▶ [Given problem]
Show each line that has the string "system" in it.

========

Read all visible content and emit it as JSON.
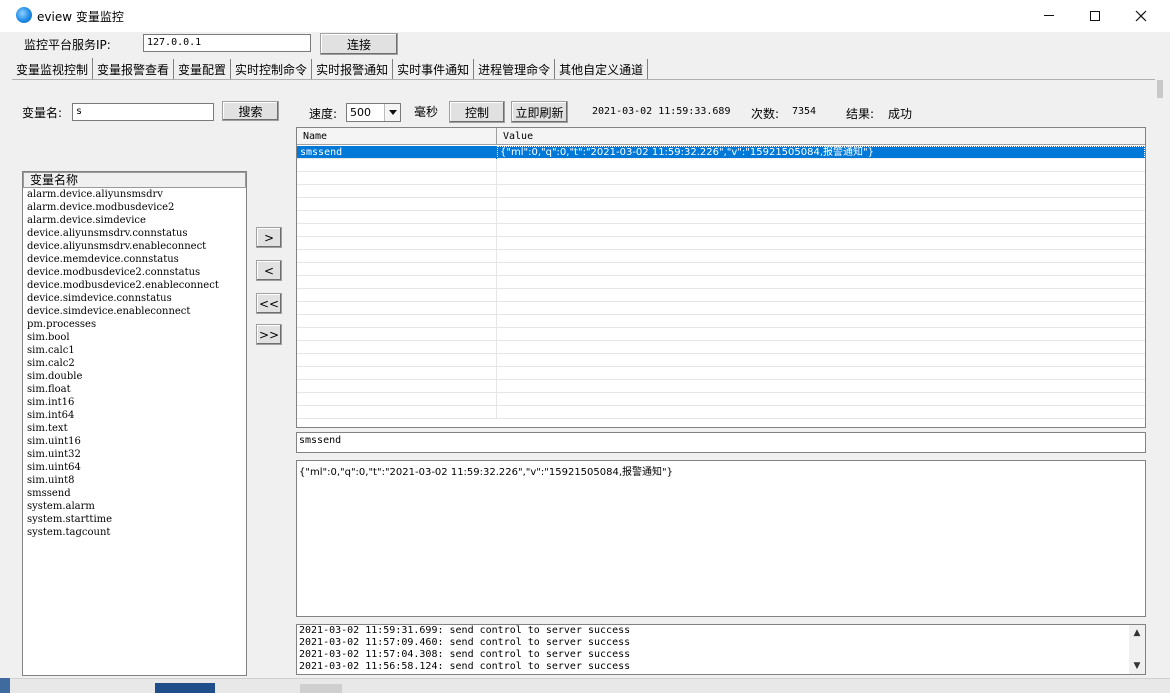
{
  "window": {
    "title": "eview 变量监控",
    "icon": "eview-app-icon"
  },
  "connection": {
    "ip_label": "监控平台服务IP:",
    "ip_value": "127.0.0.1",
    "connect_label": "连接"
  },
  "tabs": [
    {
      "label": "变量监视控制",
      "active": true
    },
    {
      "label": "变量报警查看",
      "active": false
    },
    {
      "label": "变量配置",
      "active": false
    },
    {
      "label": "实时控制命令",
      "active": false
    },
    {
      "label": "实时报警通知",
      "active": false
    },
    {
      "label": "实时事件通知",
      "active": false
    },
    {
      "label": "进程管理命令",
      "active": false
    },
    {
      "label": "其他自定义通道",
      "active": false
    }
  ],
  "search": {
    "label": "变量名:",
    "value": "s",
    "button_label": "搜索"
  },
  "variable_list": {
    "header": "变量名称",
    "items": [
      "alarm.device.aliyunsmsdrv",
      "alarm.device.modbusdevice2",
      "alarm.device.simdevice",
      "device.aliyunsmsdrv.connstatus",
      "device.aliyunsmsdrv.enableconnect",
      "device.memdevice.connstatus",
      "device.modbusdevice2.connstatus",
      "device.modbusdevice2.enableconnect",
      "device.simdevice.connstatus",
      "device.simdevice.enableconnect",
      "pm.processes",
      "sim.bool",
      "sim.calc1",
      "sim.calc2",
      "sim.double",
      "sim.float",
      "sim.int16",
      "sim.int64",
      "sim.text",
      "sim.uint16",
      "sim.uint32",
      "sim.uint64",
      "sim.uint8",
      "smssend",
      "system.alarm",
      "system.starttime",
      "system.tagcount"
    ]
  },
  "transfer_buttons": {
    "add": ">",
    "remove": "<",
    "remove_all": "<<",
    "add_all": ">>"
  },
  "controls": {
    "speed_label": "速度:",
    "speed_value": "500",
    "unit_label": "毫秒",
    "control_button": "控制",
    "refresh_button": "立即刷新",
    "timestamp": "2021-03-02 11:59:33.689",
    "count_label": "次数:",
    "count_value": "7354",
    "result_label": "结果:",
    "result_value": "成功"
  },
  "grid": {
    "columns": [
      "Name",
      "Value"
    ],
    "rows": [
      {
        "name": "smssend",
        "value": "{\"ml\":0,\"q\":0,\"t\":\"2021-03-02 11:59:32.226\",\"v\":\"15921505084,报警通知\"}",
        "selected": true
      }
    ]
  },
  "selected_name": "smssend",
  "selected_value": "{\"ml\":0,\"q\":0,\"t\":\"2021-03-02 11:59:32.226\",\"v\":\"15921505084,报警通知\"}",
  "log": {
    "lines": [
      "2021-03-02 11:59:31.699: send control to server success",
      "2021-03-02 11:57:09.460: send control to server success",
      "2021-03-02 11:57:04.308: send control to server success",
      "2021-03-02 11:56:58.124: send control to server success"
    ]
  },
  "colors": {
    "selection": "#0078d7",
    "window_bg": "#f0f0f0"
  }
}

========

▶ [The result]
      "system.alarm",
      "system.starttime",
      "system.tagcount"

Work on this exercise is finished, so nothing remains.